**DIRECTIONS FOR THIS TASK:** Rename "legend-label" to "key-label" wherever it occurs in the data below, and give back every line with nothing else changed.

**MATERIALS PROVIDED:**
::::::

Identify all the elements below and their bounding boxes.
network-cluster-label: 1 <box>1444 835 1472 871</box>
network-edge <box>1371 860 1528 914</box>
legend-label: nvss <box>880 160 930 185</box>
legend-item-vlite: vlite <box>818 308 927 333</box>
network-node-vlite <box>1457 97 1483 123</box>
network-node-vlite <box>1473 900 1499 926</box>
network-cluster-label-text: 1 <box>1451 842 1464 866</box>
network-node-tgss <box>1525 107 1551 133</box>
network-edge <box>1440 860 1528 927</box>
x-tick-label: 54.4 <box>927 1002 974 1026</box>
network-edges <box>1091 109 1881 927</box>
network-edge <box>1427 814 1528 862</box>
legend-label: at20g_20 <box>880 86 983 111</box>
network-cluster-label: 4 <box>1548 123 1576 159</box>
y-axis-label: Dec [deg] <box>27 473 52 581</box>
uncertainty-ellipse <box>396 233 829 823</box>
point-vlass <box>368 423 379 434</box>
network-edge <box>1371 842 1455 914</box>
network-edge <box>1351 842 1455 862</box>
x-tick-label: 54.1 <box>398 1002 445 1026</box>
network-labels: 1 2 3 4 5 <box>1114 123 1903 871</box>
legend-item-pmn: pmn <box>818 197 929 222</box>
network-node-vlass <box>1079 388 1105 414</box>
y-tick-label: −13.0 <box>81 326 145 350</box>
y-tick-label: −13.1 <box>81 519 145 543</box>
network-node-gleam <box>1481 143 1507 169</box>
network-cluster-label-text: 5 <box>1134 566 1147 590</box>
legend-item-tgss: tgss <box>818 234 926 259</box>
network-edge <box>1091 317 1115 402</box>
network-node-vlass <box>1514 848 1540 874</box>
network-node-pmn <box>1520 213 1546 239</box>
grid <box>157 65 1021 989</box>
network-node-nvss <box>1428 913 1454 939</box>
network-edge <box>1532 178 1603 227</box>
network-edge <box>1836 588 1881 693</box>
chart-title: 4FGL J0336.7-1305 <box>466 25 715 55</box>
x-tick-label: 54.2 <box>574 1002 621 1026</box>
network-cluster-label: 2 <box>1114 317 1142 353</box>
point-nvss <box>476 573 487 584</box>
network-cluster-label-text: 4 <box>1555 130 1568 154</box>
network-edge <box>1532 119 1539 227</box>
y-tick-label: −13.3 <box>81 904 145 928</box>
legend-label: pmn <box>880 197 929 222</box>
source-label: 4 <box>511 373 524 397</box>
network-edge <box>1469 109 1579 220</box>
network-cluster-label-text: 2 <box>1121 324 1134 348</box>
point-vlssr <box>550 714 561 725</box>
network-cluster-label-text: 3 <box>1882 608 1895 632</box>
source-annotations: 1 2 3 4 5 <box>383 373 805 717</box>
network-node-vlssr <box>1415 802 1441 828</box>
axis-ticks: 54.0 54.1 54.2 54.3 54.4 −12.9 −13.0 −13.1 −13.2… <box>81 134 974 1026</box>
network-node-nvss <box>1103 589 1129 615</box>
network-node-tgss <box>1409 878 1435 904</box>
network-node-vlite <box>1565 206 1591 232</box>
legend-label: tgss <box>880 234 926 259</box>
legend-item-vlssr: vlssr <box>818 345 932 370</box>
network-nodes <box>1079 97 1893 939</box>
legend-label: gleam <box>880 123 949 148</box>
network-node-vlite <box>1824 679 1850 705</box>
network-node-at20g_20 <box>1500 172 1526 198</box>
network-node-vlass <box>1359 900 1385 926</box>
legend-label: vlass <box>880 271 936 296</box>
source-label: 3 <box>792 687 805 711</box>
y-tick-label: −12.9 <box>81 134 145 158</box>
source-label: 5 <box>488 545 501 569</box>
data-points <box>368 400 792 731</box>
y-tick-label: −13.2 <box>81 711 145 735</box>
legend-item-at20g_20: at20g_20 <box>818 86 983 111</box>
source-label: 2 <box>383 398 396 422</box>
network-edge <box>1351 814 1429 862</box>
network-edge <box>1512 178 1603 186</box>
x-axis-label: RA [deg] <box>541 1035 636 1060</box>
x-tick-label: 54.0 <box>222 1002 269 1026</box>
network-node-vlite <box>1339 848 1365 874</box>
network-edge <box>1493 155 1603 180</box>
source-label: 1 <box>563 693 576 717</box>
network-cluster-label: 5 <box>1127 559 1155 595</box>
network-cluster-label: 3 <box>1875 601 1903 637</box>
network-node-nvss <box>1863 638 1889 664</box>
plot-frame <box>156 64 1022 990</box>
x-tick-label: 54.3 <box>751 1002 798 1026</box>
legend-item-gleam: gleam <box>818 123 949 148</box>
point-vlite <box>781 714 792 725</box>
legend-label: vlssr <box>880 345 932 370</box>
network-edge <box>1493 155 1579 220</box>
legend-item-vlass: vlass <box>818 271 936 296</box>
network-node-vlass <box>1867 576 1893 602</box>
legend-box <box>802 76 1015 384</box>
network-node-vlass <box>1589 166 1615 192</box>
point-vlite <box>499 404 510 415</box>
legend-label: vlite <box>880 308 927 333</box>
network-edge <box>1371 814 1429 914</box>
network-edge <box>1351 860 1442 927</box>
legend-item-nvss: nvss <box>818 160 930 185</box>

::::::

**WRITTEN RESPONSE:**
Identify all the elements below and their bounding boxes.
network-cluster-label: 1 <box>1444 835 1472 871</box>
network-edge <box>1371 860 1528 914</box>
key-label: nvss <box>880 160 930 185</box>
legend-item-vlite: vlite <box>818 308 927 333</box>
network-node-vlite <box>1457 97 1483 123</box>
network-node-vlite <box>1473 900 1499 926</box>
network-cluster-label-text: 1 <box>1451 842 1464 866</box>
network-node-tgss <box>1525 107 1551 133</box>
network-edge <box>1440 860 1528 927</box>
x-tick-label: 54.4 <box>927 1002 974 1026</box>
network-edges <box>1091 109 1881 927</box>
network-edge <box>1427 814 1528 862</box>
key-label: at20g_20 <box>880 86 983 111</box>
network-cluster-label: 4 <box>1548 123 1576 159</box>
y-axis-label: Dec [deg] <box>27 473 52 581</box>
uncertainty-ellipse <box>396 233 829 823</box>
point-vlass <box>368 423 379 434</box>
network-edge <box>1371 842 1455 914</box>
network-edge <box>1351 842 1455 862</box>
x-tick-label: 54.1 <box>398 1002 445 1026</box>
network-labels: 1 2 3 4 5 <box>1114 123 1903 871</box>
legend-item-pmn: pmn <box>818 197 929 222</box>
network-node-vlass <box>1079 388 1105 414</box>
y-tick-label: −13.0 <box>81 326 145 350</box>
y-tick-label: −13.1 <box>81 519 145 543</box>
network-node-gleam <box>1481 143 1507 169</box>
network-cluster-label-text: 5 <box>1134 566 1147 590</box>
legend-item-tgss: tgss <box>818 234 926 259</box>
network-edge <box>1091 317 1115 402</box>
network-node-vlass <box>1514 848 1540 874</box>
network-node-pmn <box>1520 213 1546 239</box>
grid <box>157 65 1021 989</box>
network-node-nvss <box>1428 913 1454 939</box>
network-edge <box>1532 178 1603 227</box>
network-edge <box>1836 588 1881 693</box>
chart-title: 4FGL J0336.7-1305 <box>466 25 715 55</box>
x-tick-label: 54.2 <box>574 1002 621 1026</box>
network-cluster-label: 2 <box>1114 317 1142 353</box>
point-nvss <box>476 573 487 584</box>
network-cluster-label-text: 4 <box>1555 130 1568 154</box>
network-edge <box>1532 119 1539 227</box>
y-tick-label: −13.3 <box>81 904 145 928</box>
key-label: pmn <box>880 197 929 222</box>
source-label: 4 <box>511 373 524 397</box>
network-edge <box>1469 109 1579 220</box>
network-cluster-label-text: 2 <box>1121 324 1134 348</box>
point-vlssr <box>550 714 561 725</box>
network-cluster-label-text: 3 <box>1882 608 1895 632</box>
source-annotations: 1 2 3 4 5 <box>383 373 805 717</box>
network-node-vlssr <box>1415 802 1441 828</box>
axis-ticks: 54.0 54.1 54.2 54.3 54.4 −12.9 −13.0 −13.1 −13.2… <box>81 134 974 1026</box>
network-node-nvss <box>1103 589 1129 615</box>
network-node-tgss <box>1409 878 1435 904</box>
network-node-vlite <box>1565 206 1591 232</box>
key-label: tgss <box>880 234 926 259</box>
legend-item-vlssr: vlssr <box>818 345 932 370</box>
network-nodes <box>1079 97 1893 939</box>
key-label: gleam <box>880 123 949 148</box>
network-node-vlite <box>1824 679 1850 705</box>
network-node-at20g_20 <box>1500 172 1526 198</box>
network-node-vlass <box>1359 900 1385 926</box>
key-label: vlass <box>880 271 936 296</box>
source-label: 3 <box>792 687 805 711</box>
y-tick-label: −12.9 <box>81 134 145 158</box>
source-label: 5 <box>488 545 501 569</box>
data-points <box>368 400 792 731</box>
y-tick-label: −13.2 <box>81 711 145 735</box>
legend-item-at20g_20: at20g_20 <box>818 86 983 111</box>
source-label: 2 <box>383 398 396 422</box>
network-edge <box>1351 814 1429 862</box>
network-edge <box>1512 178 1603 186</box>
x-axis-label: RA [deg] <box>541 1035 636 1060</box>
x-tick-label: 54.0 <box>222 1002 269 1026</box>
network-node-vlite <box>1339 848 1365 874</box>
network-edge <box>1493 155 1603 180</box>
source-label: 1 <box>563 693 576 717</box>
network-cluster-label: 5 <box>1127 559 1155 595</box>
network-cluster-label: 3 <box>1875 601 1903 637</box>
network-node-nvss <box>1863 638 1889 664</box>
plot-frame <box>156 64 1022 990</box>
x-tick-label: 54.3 <box>751 1002 798 1026</box>
legend-item-gleam: gleam <box>818 123 949 148</box>
point-vlite <box>781 714 792 725</box>
key-label: vlssr <box>880 345 932 370</box>
network-edge <box>1493 155 1579 220</box>
legend-item-vlass: vlass <box>818 271 936 296</box>
network-node-vlass <box>1867 576 1893 602</box>
legend-box <box>802 76 1015 384</box>
network-node-vlass <box>1589 166 1615 192</box>
point-vlite <box>499 404 510 415</box>
key-label: vlite <box>880 308 927 333</box>
network-edge <box>1371 814 1429 914</box>
network-edge <box>1351 860 1442 927</box>
legend-item-nvss: nvss <box>818 160 930 185</box>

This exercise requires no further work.